» Exercise brief: What lines of the data include the string "name"? Copy them all.

──────────────────────────────

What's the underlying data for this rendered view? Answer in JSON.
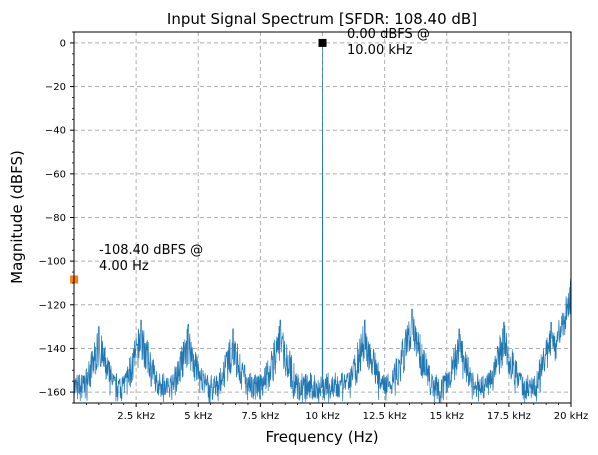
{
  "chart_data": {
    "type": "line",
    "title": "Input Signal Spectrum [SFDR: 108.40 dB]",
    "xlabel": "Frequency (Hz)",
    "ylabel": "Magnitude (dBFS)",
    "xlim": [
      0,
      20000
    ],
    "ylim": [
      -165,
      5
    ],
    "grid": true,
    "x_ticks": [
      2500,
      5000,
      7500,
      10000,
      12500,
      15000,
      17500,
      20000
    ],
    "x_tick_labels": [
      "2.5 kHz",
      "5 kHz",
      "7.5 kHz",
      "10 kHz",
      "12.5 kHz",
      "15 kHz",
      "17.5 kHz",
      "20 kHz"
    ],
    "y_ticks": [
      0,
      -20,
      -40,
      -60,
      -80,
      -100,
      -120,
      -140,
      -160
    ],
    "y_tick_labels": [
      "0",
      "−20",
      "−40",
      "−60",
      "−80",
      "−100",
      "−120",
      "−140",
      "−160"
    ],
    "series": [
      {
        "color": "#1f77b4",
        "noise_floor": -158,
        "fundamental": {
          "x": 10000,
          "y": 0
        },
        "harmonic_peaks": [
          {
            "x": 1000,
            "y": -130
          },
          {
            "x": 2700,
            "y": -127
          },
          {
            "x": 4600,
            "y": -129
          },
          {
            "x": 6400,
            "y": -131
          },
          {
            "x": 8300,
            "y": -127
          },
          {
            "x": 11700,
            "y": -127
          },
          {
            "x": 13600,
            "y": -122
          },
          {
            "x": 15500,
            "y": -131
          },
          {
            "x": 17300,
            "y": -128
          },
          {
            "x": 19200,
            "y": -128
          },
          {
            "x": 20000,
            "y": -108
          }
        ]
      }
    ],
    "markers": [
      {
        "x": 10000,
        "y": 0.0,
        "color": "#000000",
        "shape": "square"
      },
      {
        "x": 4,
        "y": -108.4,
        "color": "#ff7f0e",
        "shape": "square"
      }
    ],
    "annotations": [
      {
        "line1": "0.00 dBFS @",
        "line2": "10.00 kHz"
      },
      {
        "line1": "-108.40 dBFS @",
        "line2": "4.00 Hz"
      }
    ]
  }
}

──────────────────────────────

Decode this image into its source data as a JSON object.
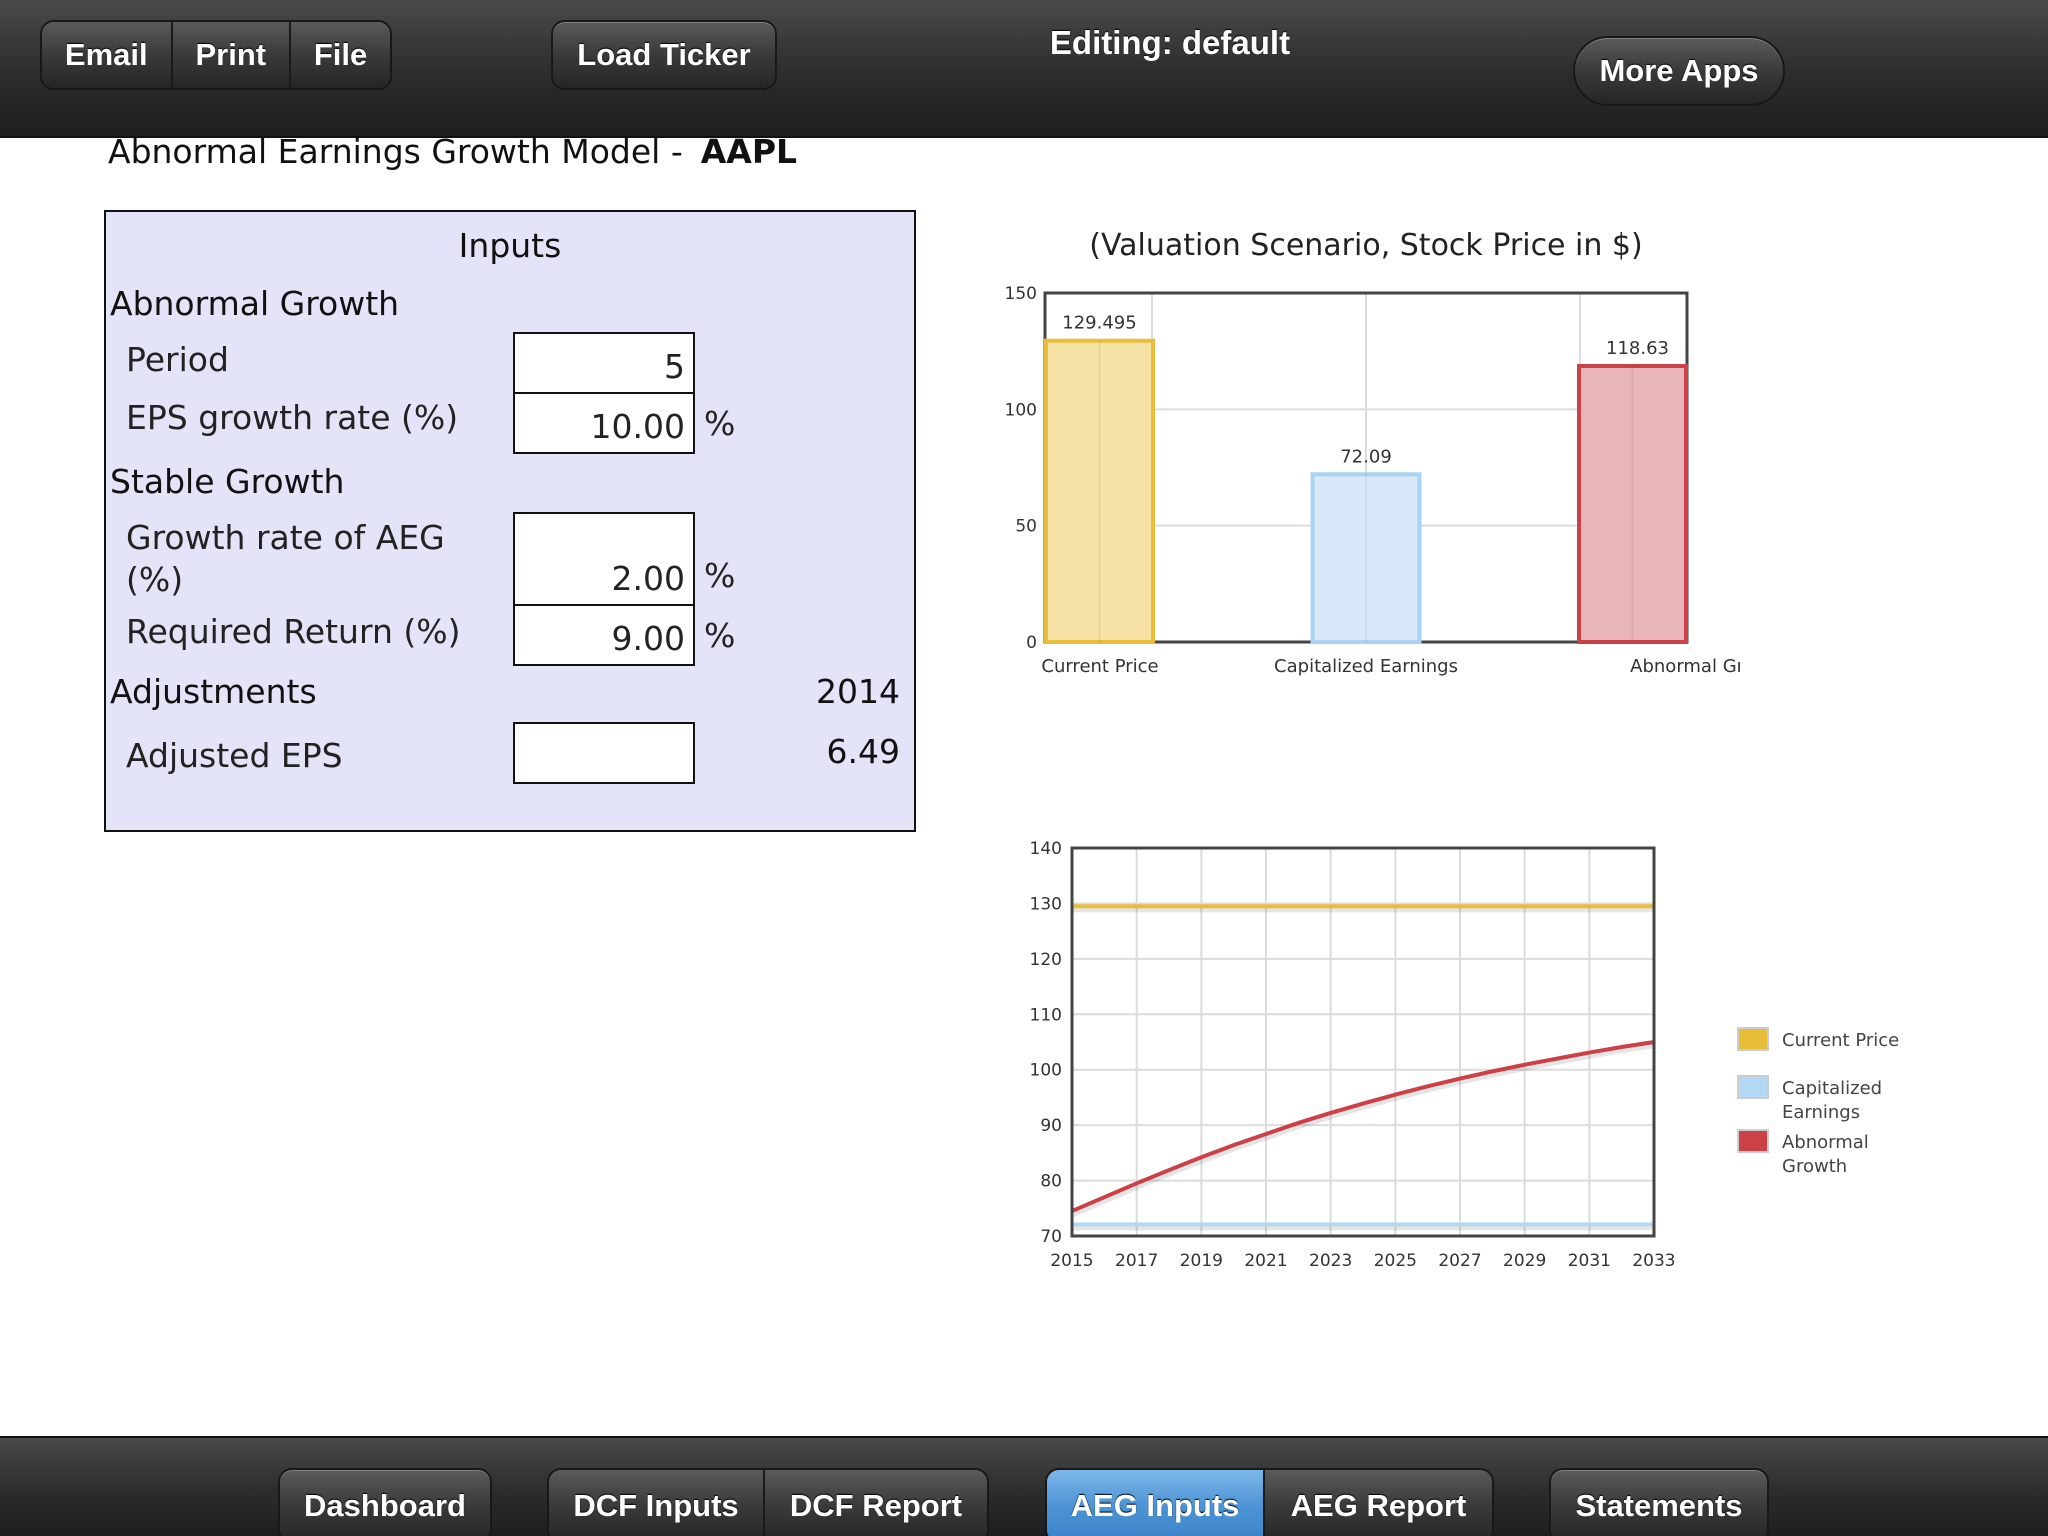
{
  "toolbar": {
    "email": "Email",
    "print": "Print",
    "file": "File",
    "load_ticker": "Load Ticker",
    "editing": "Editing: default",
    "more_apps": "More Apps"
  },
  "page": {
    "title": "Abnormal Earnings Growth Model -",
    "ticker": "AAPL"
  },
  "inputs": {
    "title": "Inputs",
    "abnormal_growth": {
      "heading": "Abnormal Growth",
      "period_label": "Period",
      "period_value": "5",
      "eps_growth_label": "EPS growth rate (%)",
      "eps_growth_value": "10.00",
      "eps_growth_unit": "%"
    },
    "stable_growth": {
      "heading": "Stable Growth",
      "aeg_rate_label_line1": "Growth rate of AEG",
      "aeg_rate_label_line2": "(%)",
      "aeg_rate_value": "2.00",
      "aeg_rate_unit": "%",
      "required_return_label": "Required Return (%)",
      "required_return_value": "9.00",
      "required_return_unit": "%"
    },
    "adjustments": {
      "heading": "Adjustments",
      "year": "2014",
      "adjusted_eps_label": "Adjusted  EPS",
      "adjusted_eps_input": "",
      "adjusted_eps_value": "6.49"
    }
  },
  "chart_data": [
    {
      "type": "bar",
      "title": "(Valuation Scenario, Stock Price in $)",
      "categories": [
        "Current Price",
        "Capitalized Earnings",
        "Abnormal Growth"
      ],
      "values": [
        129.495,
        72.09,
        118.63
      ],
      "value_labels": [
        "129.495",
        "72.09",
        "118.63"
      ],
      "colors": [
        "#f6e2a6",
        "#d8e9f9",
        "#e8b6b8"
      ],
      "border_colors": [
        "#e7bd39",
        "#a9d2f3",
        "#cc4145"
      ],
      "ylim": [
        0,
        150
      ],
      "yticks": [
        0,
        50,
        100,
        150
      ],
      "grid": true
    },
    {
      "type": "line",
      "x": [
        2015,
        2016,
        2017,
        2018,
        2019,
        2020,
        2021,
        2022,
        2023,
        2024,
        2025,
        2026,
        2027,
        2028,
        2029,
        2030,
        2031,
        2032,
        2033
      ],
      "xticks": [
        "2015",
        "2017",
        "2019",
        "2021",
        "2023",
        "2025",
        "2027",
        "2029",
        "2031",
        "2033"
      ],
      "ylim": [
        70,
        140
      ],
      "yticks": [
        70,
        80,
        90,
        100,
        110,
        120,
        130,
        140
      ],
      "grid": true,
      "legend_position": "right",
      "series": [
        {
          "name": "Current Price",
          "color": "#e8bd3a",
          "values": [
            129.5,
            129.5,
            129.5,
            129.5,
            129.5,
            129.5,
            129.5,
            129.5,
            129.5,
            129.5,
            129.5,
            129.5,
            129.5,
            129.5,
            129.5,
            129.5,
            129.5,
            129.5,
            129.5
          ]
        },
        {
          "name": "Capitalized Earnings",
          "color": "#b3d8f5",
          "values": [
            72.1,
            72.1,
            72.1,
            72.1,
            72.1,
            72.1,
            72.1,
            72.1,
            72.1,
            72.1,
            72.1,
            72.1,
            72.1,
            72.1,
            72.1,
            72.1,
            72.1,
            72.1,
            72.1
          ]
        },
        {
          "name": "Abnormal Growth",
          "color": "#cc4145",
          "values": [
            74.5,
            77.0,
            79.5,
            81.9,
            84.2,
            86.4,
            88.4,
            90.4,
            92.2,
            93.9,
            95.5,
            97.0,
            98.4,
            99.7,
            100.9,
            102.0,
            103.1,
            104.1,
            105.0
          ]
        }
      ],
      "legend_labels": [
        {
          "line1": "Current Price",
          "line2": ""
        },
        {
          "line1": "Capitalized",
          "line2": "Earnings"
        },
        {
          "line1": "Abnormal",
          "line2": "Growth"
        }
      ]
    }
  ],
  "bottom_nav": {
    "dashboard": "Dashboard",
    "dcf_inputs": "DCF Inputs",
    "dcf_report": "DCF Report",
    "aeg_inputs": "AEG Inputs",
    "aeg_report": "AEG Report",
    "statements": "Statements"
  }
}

──────────────────────────────

» Solution below:
          "name": "Current Price",
          "name": "Capitalized Earnings",
          "name": "Abnormal Growth",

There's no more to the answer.